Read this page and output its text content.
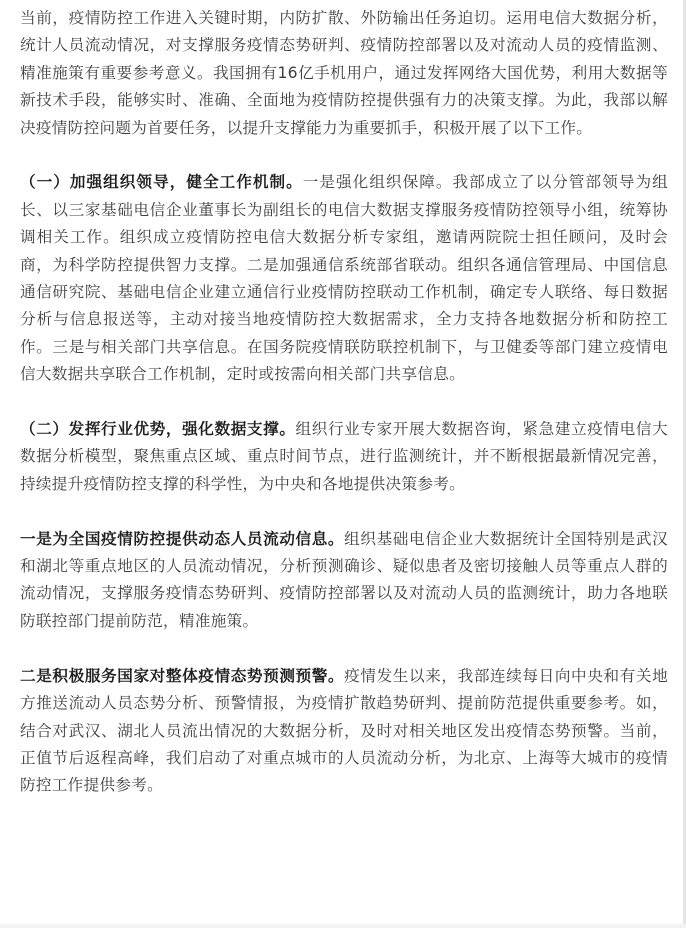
当前，疫情防控工作进入关键时期，内防扩散、外防输出任务迫切。运用电信大数据分析，统计人员流动情况，对支撑服务疫情态势研判、疫情防控部署以及对流动人员的疫情监测、精准施策有重要参考意义。我国拥有16亿手机用户，通过发挥网络大国优势，利用大数据等新技术手段，能够实时、准确、全面地为疫情防控提供强有力的决策支撑。为此，我部以解决疫情防控问题为首要任务，以提升支撑能力为重要抓手，积极开展了以下工作。

（一）加强组织领导，健全工作机制。一是强化组织保障。我部成立了以分管部领导为组长、以三家基础电信企业董事长为副组长的电信大数据支撑服务疫情防控领导小组，统筹协调相关工作。组织成立疫情防控电信大数据分析专家组，邀请两院院士担任顾问，及时会商，为科学防控提供智力支撑。二是加强通信系统部省联动。组织各通信管理局、中国信息通信研究院、基础电信企业建立通信行业疫情防控联动工作机制，确定专人联络、每日数据分析与信息报送等，主动对接当地疫情防控大数据需求，全力支持各地数据分析和防控工作。三是与相关部门共享信息。在国务院疫情联防联控机制下，与卫健委等部门建立疫情电信大数据共享联合工作机制，定时或按需向相关部门共享信息。

（二）发挥行业优势，强化数据支撑。组织行业专家开展大数据咨询，紧急建立疫情电信大数据分析模型，聚焦重点区域、重点时间节点，进行监测统计，并不断根据最新情况完善，持续提升疫情防控支撑的科学性，为中央和各地提供决策参考。

一是为全国疫情防控提供动态人员流动信息。组织基础电信企业大数据统计全国特别是武汉和湖北等重点地区的人员流动情况，分析预测确诊、疑似患者及密切接触人员等重点人群的流动情况，支撑服务疫情态势研判、疫情防控部署以及对流动人员的监测统计，助力各地联防联控部门提前防范，精准施策。

二是积极服务国家对整体疫情态势预测预警。疫情发生以来，我部连续每日向中央和有关地方推送流动人员态势分析、预警情报，为疫情扩散趋势研判、提前防范提供重要参考。如，结合对武汉、湖北人员流出情况的大数据分析，及时对相关地区发出疫情态势预警。当前，正值节后返程高峰，我们启动了对重点城市的人员流动分析，为北京、上海等大城市的疫情防控工作提供参考。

-.-.-

**DIRECTIONS FOR THIS TASK:** Without including any pictures, print all of the material exactly as given.

**SOLUTION:**
Read this page and output its text content.
当前，疫情防控工作进入关键时期，内防扩散、外防输出任务迫切。运用电信大数据分析，统计人员流动情况，对支撑服务疫情态势研判、疫情防控部署以及对流动人员的疫情监测、精准施策有重要参考意义。我国拥有16亿手机用户，通过发挥网络大国优势，利用大数据等新技术手段，能够实时、准确、全面地为疫情防控提供强有力的决策支撑。为此，我部以解决疫情防控问题为首要任务，以提升支撑能力为重要抓手，积极开展了以下工作。

（一）加强组织领导，健全工作机制。一是强化组织保障。我部成立了以分管部领导为组长、以三家基础电信企业董事长为副组长的电信大数据支撑服务疫情防控领导小组，统筹协调相关工作。组织成立疫情防控电信大数据分析专家组，邀请两院院士担任顾问，及时会商，为科学防控提供智力支撑。二是加强通信系统部省联动。组织各通信管理局、中国信息通信研究院、基础电信企业建立通信行业疫情防控联动工作机制，确定专人联络、每日数据分析与信息报送等，主动对接当地疫情防控大数据需求，全力支持各地数据分析和防控工作。三是与相关部门共享信息。在国务院疫情联防联控机制下，与卫健委等部门建立疫情电信大数据共享联合工作机制，定时或按需向相关部门共享信息。

（二）发挥行业优势，强化数据支撑。组织行业专家开展大数据咨询，紧急建立疫情电信大数据分析模型，聚焦重点区域、重点时间节点，进行监测统计，并不断根据最新情况完善，持续提升疫情防控支撑的科学性，为中央和各地提供决策参考。

一是为全国疫情防控提供动态人员流动信息。组织基础电信企业大数据统计全国特别是武汉和湖北等重点地区的人员流动情况，分析预测确诊、疑似患者及密切接触人员等重点人群的流动情况，支撑服务疫情态势研判、疫情防控部署以及对流动人员的监测统计，助力各地联防联控部门提前防范，精准施策。

二是积极服务国家对整体疫情态势预测预警。疫情发生以来，我部连续每日向中央和有关地方推送流动人员态势分析、预警情报，为疫情扩散趋势研判、提前防范提供重要参考。如，结合对武汉、湖北人员流出情况的大数据分析，及时对相关地区发出疫情态势预警。当前，正值节后返程高峰，我们启动了对重点城市的人员流动分析，为北京、上海等大城市的疫情防控工作提供参考。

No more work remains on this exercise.